> [과제 목표]:
"email-field — [83, 638, 401, 693]"이 들어 있는 줄부터 "login-button[interactable]: LOGIN —"가 들어 있는 줄까지, 양 끝 줄을 포함해 한 글자도 바꾸지 말고 그대로 옮겨 적으세요.

> [입력 줄]:
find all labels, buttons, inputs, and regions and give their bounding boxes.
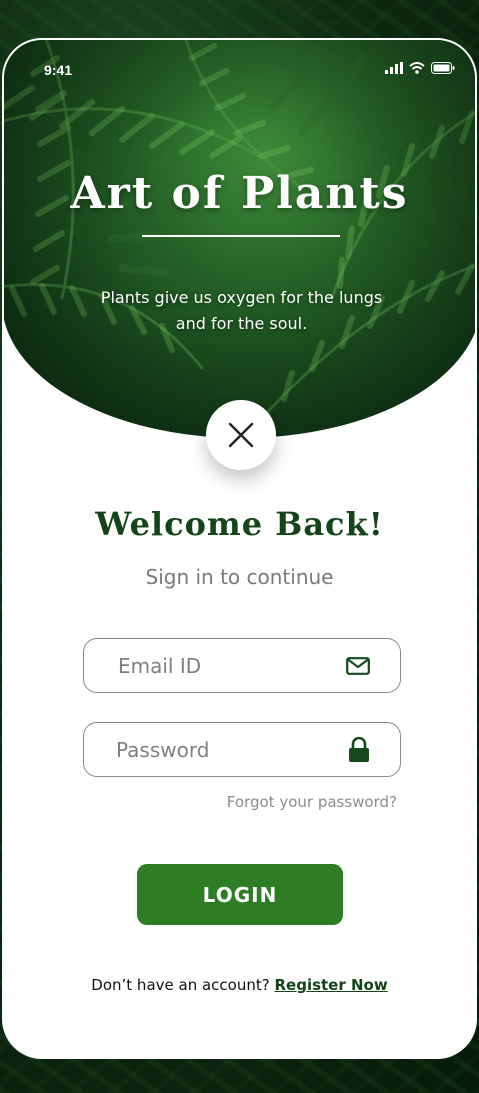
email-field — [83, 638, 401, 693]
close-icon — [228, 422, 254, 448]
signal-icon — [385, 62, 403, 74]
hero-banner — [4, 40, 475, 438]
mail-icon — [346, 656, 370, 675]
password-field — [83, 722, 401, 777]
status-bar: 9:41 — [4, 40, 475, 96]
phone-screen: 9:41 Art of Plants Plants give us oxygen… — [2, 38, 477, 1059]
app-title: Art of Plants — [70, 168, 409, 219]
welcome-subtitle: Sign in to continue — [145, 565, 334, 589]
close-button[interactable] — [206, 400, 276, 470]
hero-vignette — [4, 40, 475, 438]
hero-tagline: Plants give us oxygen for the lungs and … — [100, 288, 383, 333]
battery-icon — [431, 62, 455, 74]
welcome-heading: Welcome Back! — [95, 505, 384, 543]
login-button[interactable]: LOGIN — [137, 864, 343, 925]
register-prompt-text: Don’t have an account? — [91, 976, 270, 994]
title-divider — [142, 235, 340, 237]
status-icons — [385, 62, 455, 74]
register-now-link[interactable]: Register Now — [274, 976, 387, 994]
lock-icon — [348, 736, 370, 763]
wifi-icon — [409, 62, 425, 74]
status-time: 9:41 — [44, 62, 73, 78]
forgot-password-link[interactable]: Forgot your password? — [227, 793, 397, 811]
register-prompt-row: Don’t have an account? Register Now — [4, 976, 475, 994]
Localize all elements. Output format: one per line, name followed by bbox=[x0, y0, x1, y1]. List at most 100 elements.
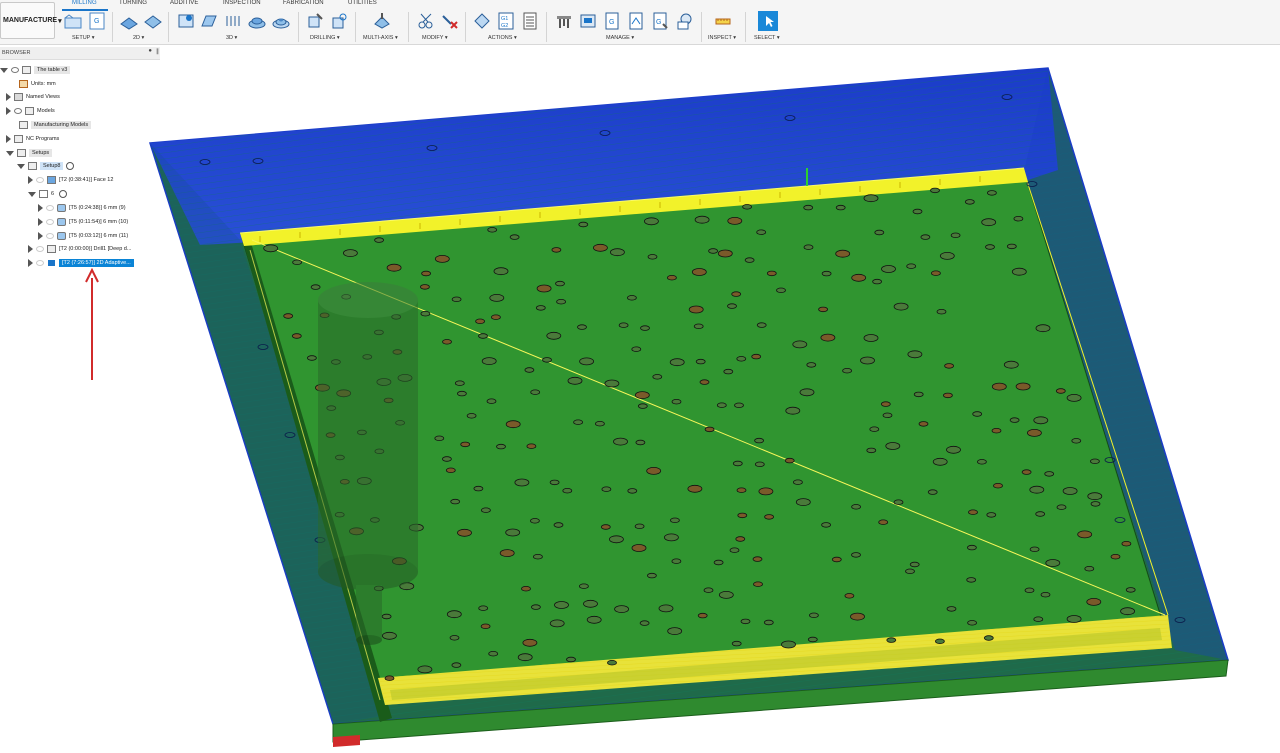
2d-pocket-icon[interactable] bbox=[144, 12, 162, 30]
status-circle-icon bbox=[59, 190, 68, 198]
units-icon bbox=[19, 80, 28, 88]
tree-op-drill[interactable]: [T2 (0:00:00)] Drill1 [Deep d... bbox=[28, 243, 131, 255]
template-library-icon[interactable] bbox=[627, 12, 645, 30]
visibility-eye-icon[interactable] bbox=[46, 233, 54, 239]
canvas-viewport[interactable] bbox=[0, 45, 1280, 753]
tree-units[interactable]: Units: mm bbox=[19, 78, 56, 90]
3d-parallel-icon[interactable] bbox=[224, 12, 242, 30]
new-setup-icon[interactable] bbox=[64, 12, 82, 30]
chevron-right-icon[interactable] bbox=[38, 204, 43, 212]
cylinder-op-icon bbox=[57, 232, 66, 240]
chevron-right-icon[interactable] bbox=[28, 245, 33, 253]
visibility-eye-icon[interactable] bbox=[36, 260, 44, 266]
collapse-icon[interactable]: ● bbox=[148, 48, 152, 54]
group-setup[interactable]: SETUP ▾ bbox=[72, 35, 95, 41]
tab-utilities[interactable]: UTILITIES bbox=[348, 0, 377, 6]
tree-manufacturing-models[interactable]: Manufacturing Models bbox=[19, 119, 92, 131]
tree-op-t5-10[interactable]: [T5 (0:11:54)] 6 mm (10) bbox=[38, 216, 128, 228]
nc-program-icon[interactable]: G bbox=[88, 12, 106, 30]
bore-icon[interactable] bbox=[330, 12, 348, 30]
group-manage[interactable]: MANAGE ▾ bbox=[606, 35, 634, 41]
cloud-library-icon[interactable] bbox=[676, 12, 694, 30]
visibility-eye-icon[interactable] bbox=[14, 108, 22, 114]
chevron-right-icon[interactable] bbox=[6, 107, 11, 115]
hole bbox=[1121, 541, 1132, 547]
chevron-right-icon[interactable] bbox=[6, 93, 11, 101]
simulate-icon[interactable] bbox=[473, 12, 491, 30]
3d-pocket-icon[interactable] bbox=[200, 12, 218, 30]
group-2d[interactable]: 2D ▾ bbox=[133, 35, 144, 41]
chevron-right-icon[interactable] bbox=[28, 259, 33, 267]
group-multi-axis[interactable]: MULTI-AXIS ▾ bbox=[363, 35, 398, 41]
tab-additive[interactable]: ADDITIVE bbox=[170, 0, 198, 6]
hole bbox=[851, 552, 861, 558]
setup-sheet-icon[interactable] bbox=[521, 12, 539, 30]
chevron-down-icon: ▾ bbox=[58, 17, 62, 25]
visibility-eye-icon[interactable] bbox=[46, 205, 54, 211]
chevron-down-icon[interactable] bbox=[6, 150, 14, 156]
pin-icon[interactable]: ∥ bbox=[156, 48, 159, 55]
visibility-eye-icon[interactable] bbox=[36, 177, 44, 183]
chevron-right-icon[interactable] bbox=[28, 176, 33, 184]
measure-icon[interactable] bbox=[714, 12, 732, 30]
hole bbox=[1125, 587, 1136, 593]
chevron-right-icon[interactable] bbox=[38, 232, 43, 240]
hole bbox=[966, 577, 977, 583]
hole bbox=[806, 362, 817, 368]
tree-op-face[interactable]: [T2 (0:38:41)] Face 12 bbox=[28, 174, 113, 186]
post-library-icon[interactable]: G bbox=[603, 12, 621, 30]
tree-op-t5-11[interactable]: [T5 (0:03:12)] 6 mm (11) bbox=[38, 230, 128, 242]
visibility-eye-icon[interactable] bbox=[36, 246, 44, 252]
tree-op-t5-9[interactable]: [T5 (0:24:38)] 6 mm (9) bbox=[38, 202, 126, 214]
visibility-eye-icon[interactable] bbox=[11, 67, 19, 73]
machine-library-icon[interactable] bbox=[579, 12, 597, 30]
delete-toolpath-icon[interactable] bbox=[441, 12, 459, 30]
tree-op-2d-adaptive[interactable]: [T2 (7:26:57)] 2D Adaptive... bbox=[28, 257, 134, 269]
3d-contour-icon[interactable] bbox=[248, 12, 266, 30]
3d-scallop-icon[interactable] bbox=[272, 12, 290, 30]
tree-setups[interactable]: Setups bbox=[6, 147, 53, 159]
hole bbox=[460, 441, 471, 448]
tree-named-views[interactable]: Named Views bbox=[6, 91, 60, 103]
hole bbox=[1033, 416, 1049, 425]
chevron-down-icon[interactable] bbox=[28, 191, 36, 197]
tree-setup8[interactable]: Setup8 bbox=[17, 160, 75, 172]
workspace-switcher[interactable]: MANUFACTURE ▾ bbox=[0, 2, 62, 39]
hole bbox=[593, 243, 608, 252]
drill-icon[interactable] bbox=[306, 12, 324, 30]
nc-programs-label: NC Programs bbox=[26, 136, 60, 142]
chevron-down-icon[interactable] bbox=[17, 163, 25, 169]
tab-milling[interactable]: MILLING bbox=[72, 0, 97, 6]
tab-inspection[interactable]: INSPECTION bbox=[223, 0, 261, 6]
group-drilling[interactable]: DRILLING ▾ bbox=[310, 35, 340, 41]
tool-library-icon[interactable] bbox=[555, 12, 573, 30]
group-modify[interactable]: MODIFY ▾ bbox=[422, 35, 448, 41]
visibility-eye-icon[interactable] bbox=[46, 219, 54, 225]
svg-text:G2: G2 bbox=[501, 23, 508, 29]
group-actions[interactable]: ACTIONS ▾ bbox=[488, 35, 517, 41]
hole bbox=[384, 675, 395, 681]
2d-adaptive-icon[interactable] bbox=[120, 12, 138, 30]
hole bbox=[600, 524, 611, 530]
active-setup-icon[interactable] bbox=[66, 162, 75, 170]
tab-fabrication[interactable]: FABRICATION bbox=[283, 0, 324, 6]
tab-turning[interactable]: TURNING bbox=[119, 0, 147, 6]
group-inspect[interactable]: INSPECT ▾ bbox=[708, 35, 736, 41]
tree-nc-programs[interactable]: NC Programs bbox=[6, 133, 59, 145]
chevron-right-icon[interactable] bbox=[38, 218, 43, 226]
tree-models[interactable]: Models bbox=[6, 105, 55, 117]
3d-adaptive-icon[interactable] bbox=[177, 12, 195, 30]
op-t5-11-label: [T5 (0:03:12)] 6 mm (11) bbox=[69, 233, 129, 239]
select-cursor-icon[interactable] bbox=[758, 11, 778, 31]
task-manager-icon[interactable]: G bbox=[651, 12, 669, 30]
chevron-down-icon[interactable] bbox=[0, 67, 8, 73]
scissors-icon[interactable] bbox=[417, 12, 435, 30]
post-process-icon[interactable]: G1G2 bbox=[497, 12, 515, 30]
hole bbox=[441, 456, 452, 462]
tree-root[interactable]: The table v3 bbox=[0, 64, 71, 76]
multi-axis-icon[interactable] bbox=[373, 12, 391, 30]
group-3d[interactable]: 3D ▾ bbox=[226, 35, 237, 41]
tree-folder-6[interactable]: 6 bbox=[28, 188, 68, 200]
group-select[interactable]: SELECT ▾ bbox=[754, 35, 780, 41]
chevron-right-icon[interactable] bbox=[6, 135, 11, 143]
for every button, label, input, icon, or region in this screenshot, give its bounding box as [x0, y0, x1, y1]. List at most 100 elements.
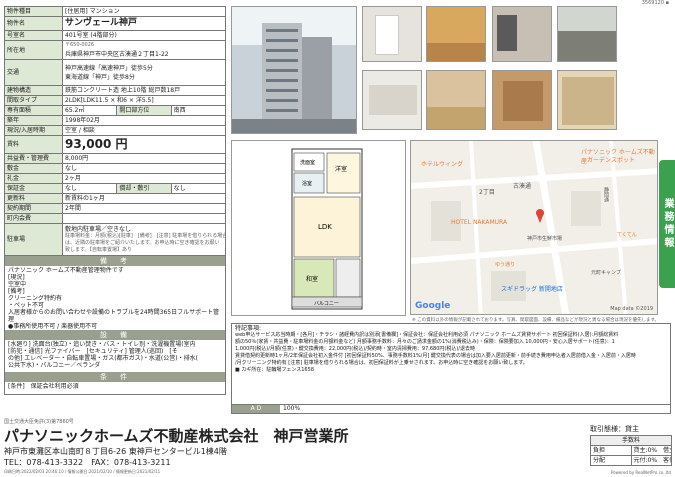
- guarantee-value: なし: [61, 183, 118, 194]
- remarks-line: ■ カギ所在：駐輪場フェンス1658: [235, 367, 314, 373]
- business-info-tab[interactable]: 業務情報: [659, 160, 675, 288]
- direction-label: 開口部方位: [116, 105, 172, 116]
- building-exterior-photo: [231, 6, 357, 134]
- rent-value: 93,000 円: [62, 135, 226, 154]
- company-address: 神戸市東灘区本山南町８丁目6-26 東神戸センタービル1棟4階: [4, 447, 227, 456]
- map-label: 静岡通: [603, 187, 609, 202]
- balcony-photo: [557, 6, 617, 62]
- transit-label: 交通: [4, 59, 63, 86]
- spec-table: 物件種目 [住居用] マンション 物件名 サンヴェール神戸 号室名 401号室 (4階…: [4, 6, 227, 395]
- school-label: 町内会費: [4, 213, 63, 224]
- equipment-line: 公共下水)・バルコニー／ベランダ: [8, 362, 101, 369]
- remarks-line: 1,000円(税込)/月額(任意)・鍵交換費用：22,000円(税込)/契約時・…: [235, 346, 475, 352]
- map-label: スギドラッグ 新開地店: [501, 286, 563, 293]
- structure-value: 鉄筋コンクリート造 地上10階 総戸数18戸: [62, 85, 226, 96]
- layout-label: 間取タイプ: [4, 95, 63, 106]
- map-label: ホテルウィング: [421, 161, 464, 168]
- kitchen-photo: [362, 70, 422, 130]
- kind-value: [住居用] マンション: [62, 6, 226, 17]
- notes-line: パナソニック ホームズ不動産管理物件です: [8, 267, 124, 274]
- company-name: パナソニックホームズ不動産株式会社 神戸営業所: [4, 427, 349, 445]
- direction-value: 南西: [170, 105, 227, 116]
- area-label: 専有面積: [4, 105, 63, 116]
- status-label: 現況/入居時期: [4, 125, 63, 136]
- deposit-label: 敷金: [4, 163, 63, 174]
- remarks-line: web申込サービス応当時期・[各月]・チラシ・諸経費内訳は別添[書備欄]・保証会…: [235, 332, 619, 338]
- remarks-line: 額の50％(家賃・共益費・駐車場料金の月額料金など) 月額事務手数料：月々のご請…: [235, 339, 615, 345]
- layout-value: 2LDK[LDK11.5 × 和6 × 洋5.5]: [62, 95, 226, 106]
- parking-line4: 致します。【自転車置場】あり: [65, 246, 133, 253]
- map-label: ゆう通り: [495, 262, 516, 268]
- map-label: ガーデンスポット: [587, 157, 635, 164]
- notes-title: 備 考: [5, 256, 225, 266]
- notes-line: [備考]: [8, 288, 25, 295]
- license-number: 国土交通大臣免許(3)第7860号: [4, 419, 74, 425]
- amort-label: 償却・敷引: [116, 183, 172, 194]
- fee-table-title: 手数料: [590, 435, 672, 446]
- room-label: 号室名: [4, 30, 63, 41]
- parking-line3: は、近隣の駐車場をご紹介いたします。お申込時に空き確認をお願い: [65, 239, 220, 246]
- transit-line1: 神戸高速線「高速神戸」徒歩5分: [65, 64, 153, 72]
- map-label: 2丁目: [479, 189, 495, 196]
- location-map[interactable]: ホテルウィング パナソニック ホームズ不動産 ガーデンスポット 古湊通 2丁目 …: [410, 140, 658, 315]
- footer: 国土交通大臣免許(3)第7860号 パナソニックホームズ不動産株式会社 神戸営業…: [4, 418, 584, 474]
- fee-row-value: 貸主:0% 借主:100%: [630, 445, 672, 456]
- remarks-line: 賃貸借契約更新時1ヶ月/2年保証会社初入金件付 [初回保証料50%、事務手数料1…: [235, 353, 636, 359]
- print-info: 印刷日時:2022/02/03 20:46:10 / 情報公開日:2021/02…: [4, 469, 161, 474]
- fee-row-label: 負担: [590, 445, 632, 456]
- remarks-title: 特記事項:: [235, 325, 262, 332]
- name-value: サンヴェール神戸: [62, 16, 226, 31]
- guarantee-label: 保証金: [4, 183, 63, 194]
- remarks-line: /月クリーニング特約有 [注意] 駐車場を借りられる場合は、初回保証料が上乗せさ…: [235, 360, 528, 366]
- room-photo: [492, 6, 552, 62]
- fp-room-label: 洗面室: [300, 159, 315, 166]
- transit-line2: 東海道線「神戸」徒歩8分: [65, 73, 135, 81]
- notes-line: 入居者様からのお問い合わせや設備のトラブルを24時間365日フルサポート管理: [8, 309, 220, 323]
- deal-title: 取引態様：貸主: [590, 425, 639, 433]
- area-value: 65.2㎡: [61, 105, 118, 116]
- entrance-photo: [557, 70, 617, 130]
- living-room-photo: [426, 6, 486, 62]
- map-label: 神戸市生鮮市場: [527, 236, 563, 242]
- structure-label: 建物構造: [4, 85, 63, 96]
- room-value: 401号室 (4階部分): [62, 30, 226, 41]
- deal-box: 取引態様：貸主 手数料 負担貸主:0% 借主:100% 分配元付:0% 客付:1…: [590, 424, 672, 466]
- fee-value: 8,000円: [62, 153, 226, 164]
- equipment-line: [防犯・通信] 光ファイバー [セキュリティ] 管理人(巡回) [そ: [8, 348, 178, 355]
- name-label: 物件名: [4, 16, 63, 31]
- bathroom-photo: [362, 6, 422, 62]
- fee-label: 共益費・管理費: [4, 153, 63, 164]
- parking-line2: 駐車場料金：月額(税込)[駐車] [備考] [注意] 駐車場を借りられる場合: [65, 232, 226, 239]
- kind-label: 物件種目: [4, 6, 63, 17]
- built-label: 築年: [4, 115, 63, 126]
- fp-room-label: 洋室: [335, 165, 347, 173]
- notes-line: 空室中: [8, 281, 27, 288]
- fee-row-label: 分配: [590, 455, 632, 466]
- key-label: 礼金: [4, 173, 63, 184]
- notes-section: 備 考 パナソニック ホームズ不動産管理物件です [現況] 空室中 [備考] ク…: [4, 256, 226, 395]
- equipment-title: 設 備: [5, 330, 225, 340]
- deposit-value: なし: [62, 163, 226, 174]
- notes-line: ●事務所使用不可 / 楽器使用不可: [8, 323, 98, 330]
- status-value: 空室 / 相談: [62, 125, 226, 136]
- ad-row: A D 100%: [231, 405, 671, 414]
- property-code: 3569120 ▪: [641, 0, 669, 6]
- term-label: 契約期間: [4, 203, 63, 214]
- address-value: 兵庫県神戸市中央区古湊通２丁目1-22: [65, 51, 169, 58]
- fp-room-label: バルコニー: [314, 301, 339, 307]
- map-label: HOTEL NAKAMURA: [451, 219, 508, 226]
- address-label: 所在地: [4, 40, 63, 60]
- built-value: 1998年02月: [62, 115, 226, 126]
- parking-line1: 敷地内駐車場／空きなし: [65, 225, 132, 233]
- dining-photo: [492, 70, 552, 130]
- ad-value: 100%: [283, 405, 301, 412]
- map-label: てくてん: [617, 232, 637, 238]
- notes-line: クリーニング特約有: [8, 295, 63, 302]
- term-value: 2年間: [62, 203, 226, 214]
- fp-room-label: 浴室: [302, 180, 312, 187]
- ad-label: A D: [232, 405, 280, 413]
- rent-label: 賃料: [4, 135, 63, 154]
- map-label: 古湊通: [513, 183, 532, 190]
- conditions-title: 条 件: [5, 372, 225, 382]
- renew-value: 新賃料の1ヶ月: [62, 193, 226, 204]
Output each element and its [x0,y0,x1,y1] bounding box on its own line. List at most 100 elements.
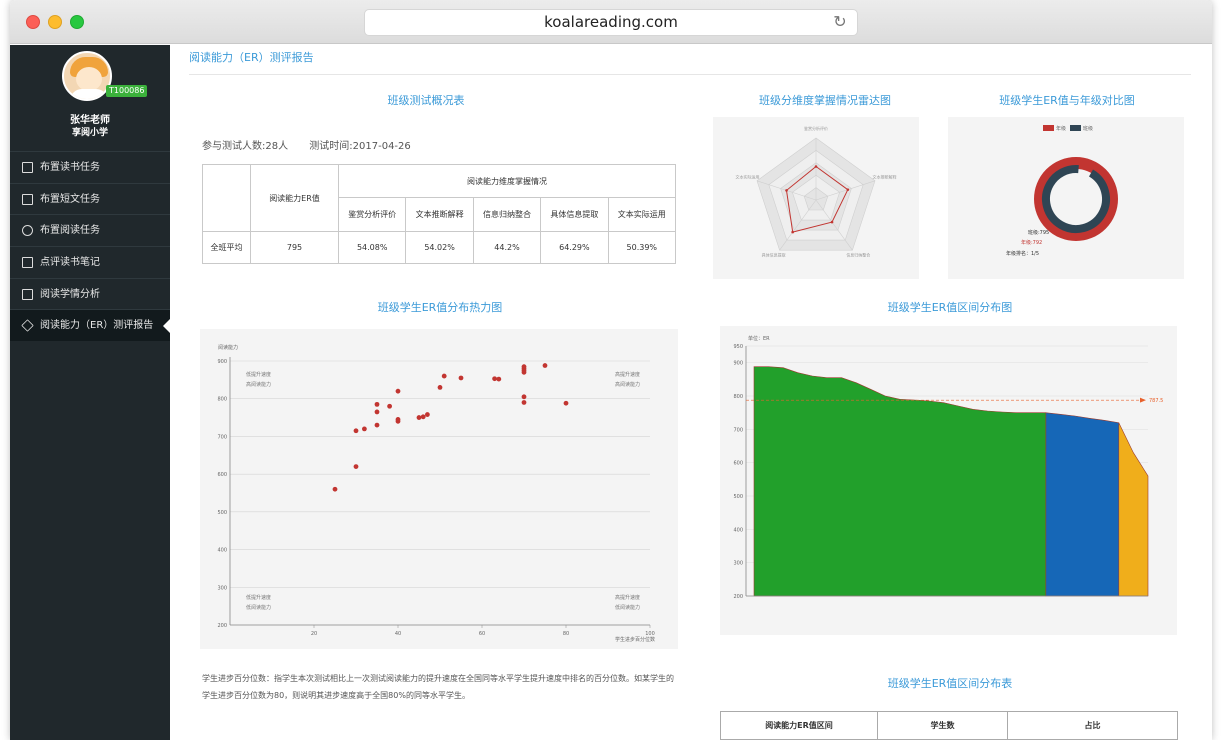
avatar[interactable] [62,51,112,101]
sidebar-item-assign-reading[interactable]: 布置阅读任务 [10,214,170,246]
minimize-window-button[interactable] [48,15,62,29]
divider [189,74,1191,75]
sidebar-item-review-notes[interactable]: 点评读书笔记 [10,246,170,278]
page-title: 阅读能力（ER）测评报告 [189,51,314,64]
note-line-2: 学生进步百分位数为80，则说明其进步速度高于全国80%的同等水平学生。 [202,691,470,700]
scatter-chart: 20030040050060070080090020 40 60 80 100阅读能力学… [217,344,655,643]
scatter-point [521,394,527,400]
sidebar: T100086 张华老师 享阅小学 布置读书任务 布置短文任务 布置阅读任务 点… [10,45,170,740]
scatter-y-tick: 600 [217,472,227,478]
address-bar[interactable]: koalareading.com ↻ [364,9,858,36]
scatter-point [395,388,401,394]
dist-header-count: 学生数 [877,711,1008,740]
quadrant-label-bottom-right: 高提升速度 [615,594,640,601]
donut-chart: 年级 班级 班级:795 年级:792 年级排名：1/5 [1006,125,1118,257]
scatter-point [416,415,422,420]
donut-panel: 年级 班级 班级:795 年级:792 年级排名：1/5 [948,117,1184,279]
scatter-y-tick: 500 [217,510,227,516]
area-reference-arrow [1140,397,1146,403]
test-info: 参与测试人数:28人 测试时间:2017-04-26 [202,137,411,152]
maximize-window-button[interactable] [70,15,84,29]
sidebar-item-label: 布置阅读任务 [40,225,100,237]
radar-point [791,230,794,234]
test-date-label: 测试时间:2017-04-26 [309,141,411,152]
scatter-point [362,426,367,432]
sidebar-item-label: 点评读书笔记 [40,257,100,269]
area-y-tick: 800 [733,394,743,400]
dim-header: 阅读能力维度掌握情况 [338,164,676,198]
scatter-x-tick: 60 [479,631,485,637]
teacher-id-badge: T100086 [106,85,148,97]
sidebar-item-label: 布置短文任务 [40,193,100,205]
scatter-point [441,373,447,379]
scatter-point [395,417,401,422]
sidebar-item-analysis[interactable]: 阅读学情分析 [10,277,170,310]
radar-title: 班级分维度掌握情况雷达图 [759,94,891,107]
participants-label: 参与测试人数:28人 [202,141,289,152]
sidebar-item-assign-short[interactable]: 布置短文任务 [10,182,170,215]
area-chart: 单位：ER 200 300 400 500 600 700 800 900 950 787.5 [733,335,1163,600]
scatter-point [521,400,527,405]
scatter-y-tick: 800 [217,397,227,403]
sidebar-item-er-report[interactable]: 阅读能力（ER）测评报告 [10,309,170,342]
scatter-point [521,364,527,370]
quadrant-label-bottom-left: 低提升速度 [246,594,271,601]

> [과제 답변]:
email-field — [83, 638, 401, 693]
close-icon — [228, 422, 254, 448]
signal-icon — [385, 62, 403, 74]
hero-banner — [4, 40, 475, 438]
mail-icon — [346, 656, 370, 675]
password-field — [83, 722, 401, 777]
status-bar: 9:41 — [4, 40, 475, 96]
phone-screen: 9:41 Art of Plants Plants give us oxygen… — [2, 38, 477, 1059]
app-title: Art of Plants — [70, 168, 409, 219]
welcome-subtitle: Sign in to continue — [145, 565, 334, 589]
close-button[interactable] — [206, 400, 276, 470]
hero-vignette — [4, 40, 475, 438]
hero-tagline: Plants give us oxygen for the lungs and … — [100, 288, 383, 333]
battery-icon — [431, 62, 455, 74]
welcome-heading: Welcome Back! — [95, 505, 384, 543]
login-button[interactable]: LOGIN — [137, 864, 343, 925]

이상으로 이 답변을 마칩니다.